REQUIREMENTS: Please extract every line of the listing below verbatim, changing nothing.

Collection entries
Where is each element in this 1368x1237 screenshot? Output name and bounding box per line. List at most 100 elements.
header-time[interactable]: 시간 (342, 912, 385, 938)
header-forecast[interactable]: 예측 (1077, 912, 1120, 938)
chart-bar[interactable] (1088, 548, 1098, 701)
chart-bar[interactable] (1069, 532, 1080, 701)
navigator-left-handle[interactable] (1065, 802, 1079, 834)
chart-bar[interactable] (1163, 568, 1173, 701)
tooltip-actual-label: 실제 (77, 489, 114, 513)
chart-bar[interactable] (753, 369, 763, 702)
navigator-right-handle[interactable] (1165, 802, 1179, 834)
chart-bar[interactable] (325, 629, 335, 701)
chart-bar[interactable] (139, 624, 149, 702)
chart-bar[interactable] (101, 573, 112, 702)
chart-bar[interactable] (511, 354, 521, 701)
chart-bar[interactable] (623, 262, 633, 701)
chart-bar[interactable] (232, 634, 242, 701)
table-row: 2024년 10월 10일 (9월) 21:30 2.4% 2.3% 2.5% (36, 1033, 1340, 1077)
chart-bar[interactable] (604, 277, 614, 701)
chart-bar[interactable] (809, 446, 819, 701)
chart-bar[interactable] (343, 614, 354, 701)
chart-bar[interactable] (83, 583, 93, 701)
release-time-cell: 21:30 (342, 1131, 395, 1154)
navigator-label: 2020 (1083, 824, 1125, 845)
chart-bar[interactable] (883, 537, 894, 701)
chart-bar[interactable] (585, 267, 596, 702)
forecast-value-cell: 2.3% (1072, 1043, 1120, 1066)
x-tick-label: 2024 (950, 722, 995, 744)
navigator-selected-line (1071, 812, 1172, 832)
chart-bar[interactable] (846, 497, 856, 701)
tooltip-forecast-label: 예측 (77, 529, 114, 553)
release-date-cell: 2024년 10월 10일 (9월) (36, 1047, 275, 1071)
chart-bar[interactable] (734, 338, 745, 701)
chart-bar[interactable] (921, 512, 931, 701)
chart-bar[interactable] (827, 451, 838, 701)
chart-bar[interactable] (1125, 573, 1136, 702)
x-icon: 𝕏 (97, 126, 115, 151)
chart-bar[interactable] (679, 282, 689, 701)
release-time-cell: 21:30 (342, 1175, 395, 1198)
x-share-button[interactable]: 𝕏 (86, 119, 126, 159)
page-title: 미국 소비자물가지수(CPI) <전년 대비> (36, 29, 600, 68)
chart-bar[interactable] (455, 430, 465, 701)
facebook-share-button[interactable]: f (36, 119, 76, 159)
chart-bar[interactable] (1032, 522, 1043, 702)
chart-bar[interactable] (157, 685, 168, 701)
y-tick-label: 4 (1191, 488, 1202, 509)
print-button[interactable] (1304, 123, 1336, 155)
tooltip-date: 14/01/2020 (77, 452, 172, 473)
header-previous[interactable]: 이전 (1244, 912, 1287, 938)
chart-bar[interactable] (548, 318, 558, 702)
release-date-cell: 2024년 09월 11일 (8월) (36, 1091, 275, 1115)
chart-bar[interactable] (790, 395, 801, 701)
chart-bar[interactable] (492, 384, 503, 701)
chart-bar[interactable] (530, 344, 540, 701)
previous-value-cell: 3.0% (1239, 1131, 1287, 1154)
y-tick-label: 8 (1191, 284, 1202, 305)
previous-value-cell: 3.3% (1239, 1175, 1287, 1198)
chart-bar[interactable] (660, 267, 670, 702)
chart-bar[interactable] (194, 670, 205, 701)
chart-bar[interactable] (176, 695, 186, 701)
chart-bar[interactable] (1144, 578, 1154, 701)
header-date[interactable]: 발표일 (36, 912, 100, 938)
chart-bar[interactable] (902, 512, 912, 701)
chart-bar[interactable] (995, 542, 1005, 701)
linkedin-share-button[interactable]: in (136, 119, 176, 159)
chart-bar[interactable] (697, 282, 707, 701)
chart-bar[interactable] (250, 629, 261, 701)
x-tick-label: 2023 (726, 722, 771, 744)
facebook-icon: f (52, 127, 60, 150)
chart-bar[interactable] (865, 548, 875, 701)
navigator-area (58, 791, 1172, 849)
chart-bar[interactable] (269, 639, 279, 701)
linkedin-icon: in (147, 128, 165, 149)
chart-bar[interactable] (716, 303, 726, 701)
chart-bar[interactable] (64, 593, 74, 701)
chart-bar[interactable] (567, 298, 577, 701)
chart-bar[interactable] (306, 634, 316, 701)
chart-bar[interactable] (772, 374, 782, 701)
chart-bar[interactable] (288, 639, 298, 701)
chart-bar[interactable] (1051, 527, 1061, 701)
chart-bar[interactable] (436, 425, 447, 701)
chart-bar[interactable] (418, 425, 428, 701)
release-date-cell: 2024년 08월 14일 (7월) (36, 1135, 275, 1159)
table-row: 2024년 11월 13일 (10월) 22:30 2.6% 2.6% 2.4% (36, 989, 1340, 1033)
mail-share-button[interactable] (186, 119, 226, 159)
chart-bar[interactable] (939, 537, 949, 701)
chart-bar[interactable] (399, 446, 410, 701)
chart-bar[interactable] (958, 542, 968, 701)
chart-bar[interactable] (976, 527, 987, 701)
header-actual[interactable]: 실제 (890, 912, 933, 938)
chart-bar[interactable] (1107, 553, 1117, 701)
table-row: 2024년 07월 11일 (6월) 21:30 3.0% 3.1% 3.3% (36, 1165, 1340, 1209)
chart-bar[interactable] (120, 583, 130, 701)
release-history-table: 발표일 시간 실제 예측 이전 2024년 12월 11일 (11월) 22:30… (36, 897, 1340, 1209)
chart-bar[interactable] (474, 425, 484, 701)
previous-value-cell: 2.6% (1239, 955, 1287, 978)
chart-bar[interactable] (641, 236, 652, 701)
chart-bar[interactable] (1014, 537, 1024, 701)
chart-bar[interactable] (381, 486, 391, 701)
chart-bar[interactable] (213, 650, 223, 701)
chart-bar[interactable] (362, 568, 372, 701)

RESPONSE TO THE EXERCISE:
Where is each element in this 1368x1237 screenshot? Output name and bounding box per line. List at most 100 elements.
header-time[interactable]: 시간 (342, 912, 385, 938)
header-forecast[interactable]: 예측 (1077, 912, 1120, 938)
chart-bar[interactable] (1088, 548, 1098, 701)
chart-bar[interactable] (1069, 532, 1080, 701)
navigator-left-handle[interactable] (1065, 802, 1079, 834)
chart-bar[interactable] (1163, 568, 1173, 701)
tooltip-actual-label: 실제 (77, 489, 114, 513)
chart-bar[interactable] (753, 369, 763, 702)
navigator-right-handle[interactable] (1165, 802, 1179, 834)
chart-bar[interactable] (325, 629, 335, 701)
chart-bar[interactable] (139, 624, 149, 702)
chart-bar[interactable] (101, 573, 112, 702)
chart-bar[interactable] (511, 354, 521, 701)
chart-bar[interactable] (623, 262, 633, 701)
chart-bar[interactable] (232, 634, 242, 701)
table-row: 2024년 10월 10일 (9월) 21:30 2.4% 2.3% 2.5% (36, 1033, 1340, 1077)
chart-bar[interactable] (604, 277, 614, 701)
chart-bar[interactable] (809, 446, 819, 701)
chart-bar[interactable] (343, 614, 354, 701)
chart-bar[interactable] (83, 583, 93, 701)
release-time-cell: 21:30 (342, 1131, 395, 1154)
navigator-label: 2020 (1083, 824, 1125, 845)
chart-bar[interactable] (883, 537, 894, 701)
chart-bar[interactable] (585, 267, 596, 702)
forecast-value-cell: 2.3% (1072, 1043, 1120, 1066)
x-tick-label: 2024 (950, 722, 995, 744)
navigator-selected-line (1071, 812, 1172, 832)
chart-bar[interactable] (846, 497, 856, 701)
tooltip-forecast-label: 예측 (77, 529, 114, 553)
release-date-cell: 2024년 10월 10일 (9월) (36, 1047, 275, 1071)
chart-bar[interactable] (734, 338, 745, 701)
chart-bar[interactable] (921, 512, 931, 701)
chart-bar[interactable] (827, 451, 838, 701)
chart-bar[interactable] (1125, 573, 1136, 702)
x-icon: 𝕏 (97, 126, 115, 151)
chart-bar[interactable] (679, 282, 689, 701)
release-time-cell: 21:30 (342, 1175, 395, 1198)
x-share-button[interactable]: 𝕏 (86, 119, 126, 159)
page-title: 미국 소비자물가지수(CPI) <전년 대비> (36, 29, 600, 68)
chart-bar[interactable] (455, 430, 465, 701)
facebook-share-button[interactable]: f (36, 119, 76, 159)
chart-bar[interactable] (1032, 522, 1043, 702)
chart-bar[interactable] (157, 685, 168, 701)
y-tick-label: 4 (1191, 488, 1202, 509)
print-button[interactable] (1304, 123, 1336, 155)
tooltip-date: 14/01/2020 (77, 452, 172, 473)
header-previous[interactable]: 이전 (1244, 912, 1287, 938)
chart-bar[interactable] (548, 318, 558, 702)
release-date-cell: 2024년 09월 11일 (8월) (36, 1091, 275, 1115)
chart-bar[interactable] (790, 395, 801, 701)
chart-bar[interactable] (492, 384, 503, 701)
chart-bar[interactable] (530, 344, 540, 701)
previous-value-cell: 3.0% (1239, 1131, 1287, 1154)
y-tick-label: 8 (1191, 284, 1202, 305)
previous-value-cell: 3.3% (1239, 1175, 1287, 1198)
chart-bar[interactable] (660, 267, 670, 702)
chart-bar[interactable] (194, 670, 205, 701)
chart-bar[interactable] (176, 695, 186, 701)
chart-bar[interactable] (1144, 578, 1154, 701)
header-date[interactable]: 발표일 (36, 912, 100, 938)
chart-bar[interactable] (902, 512, 912, 701)
chart-bar[interactable] (995, 542, 1005, 701)
linkedin-share-button[interactable]: in (136, 119, 176, 159)
chart-bar[interactable] (697, 282, 707, 701)
chart-bar[interactable] (250, 629, 261, 701)
x-tick-label: 2023 (726, 722, 771, 744)
facebook-icon: f (52, 127, 60, 150)
chart-bar[interactable] (865, 548, 875, 701)
navigator-area (58, 791, 1172, 849)
chart-bar[interactable] (269, 639, 279, 701)
linkedin-icon: in (147, 128, 165, 149)
chart-bar[interactable] (716, 303, 726, 701)
chart-bar[interactable] (64, 593, 74, 701)
chart-bar[interactable] (567, 298, 577, 701)
chart-bar[interactable] (306, 634, 316, 701)
chart-bar[interactable] (772, 374, 782, 701)
chart-bar[interactable] (288, 639, 298, 701)
chart-bar[interactable] (1051, 527, 1061, 701)
chart-bar[interactable] (436, 425, 447, 701)
chart-bar[interactable] (418, 425, 428, 701)
release-date-cell: 2024년 08월 14일 (7월) (36, 1135, 275, 1159)
table-row: 2024년 11월 13일 (10월) 22:30 2.6% 2.6% 2.4% (36, 989, 1340, 1033)
mail-share-button[interactable] (186, 119, 226, 159)
chart-bar[interactable] (939, 537, 949, 701)
chart-bar[interactable] (399, 446, 410, 701)
chart-bar[interactable] (958, 542, 968, 701)
chart-bar[interactable] (976, 527, 987, 701)
header-actual[interactable]: 실제 (890, 912, 933, 938)
chart-bar[interactable] (1107, 553, 1117, 701)
table-row: 2024년 07월 11일 (6월) 21:30 3.0% 3.1% 3.3% (36, 1165, 1340, 1209)
chart-bar[interactable] (120, 583, 130, 701)
release-history-table: 발표일 시간 실제 예측 이전 2024년 12월 11일 (11월) 22:30… (36, 897, 1340, 1209)
chart-bar[interactable] (474, 425, 484, 701)
previous-value-cell: 2.6% (1239, 955, 1287, 978)
chart-bar[interactable] (641, 236, 652, 701)
chart-bar[interactable] (1014, 537, 1024, 701)
chart-bar[interactable] (381, 486, 391, 701)
chart-bar[interactable] (213, 650, 223, 701)
chart-bar[interactable] (362, 568, 372, 701)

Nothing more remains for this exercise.